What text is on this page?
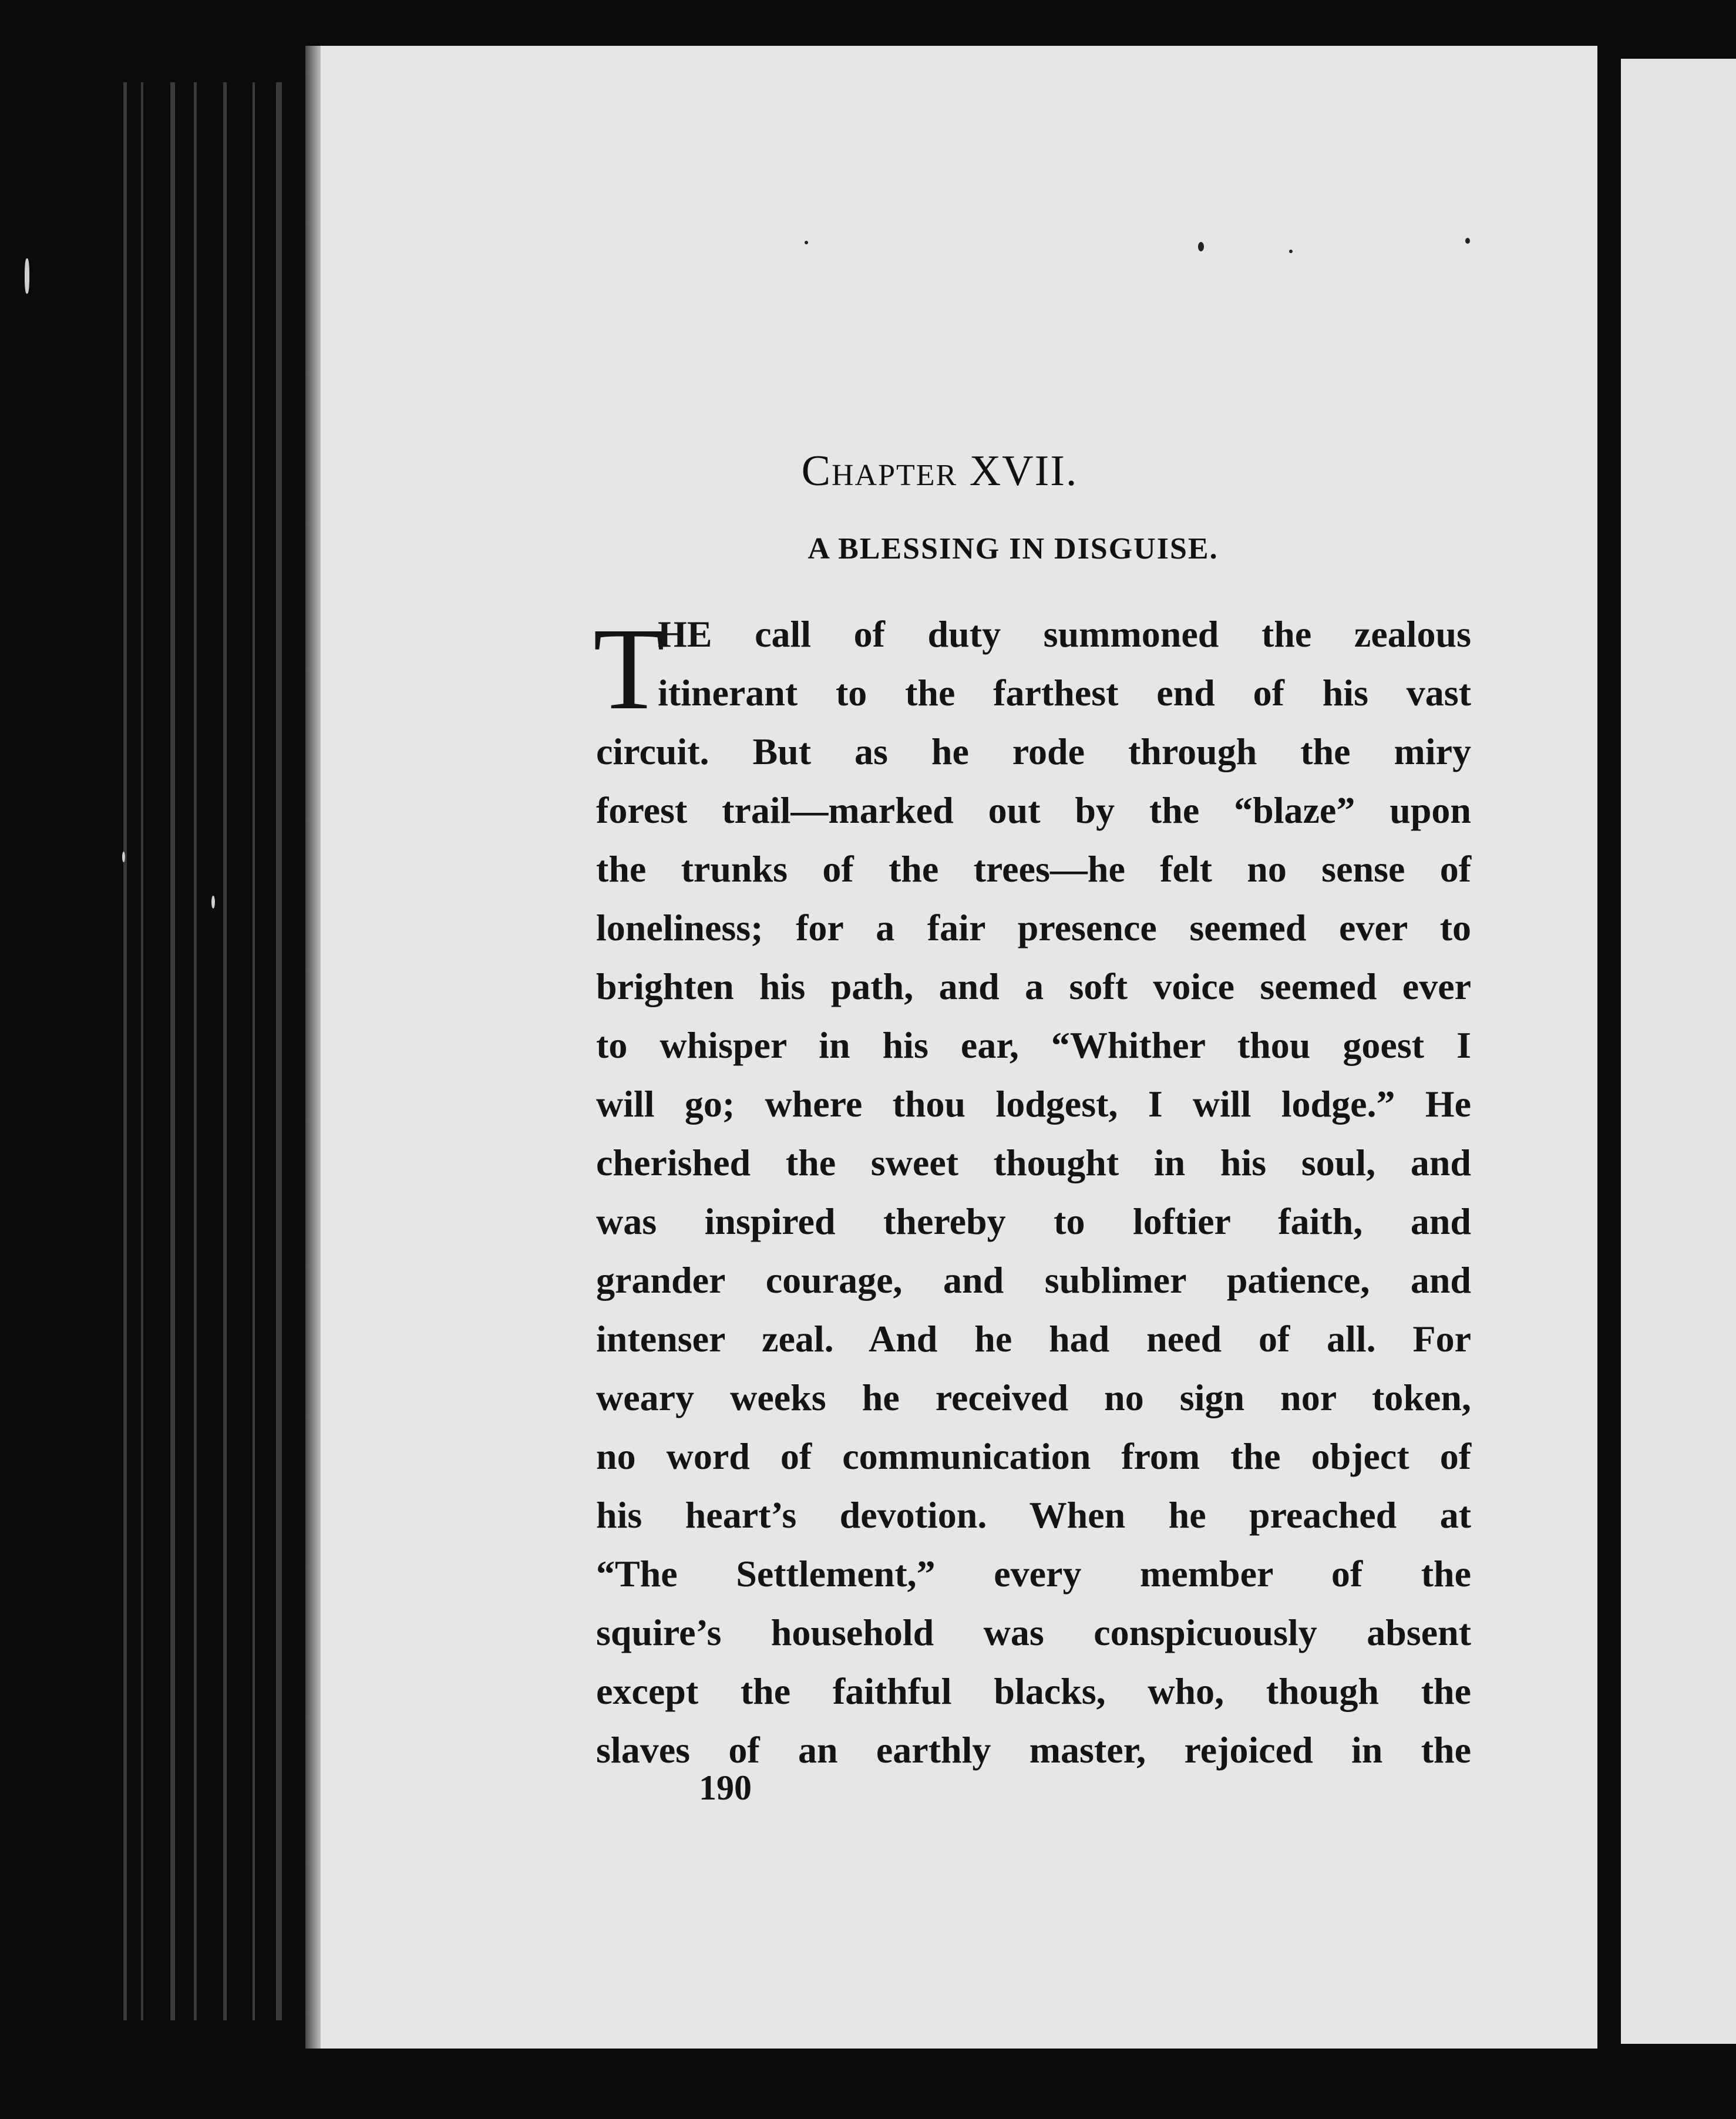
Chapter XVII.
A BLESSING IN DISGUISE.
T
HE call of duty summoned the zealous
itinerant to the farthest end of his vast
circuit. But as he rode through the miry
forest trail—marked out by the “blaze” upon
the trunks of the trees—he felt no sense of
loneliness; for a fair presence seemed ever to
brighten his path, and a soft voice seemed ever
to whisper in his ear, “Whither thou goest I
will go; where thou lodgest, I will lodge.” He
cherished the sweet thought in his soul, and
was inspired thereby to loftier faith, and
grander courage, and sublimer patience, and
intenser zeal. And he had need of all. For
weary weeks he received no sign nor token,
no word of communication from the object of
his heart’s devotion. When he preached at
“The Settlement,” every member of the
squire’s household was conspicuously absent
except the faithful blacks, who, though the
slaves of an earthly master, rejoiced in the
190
+-------+
» Given task: Above are the entries; count how many of their lines contain the word "seemed" and give only that number.

» Answer for this exercise: 2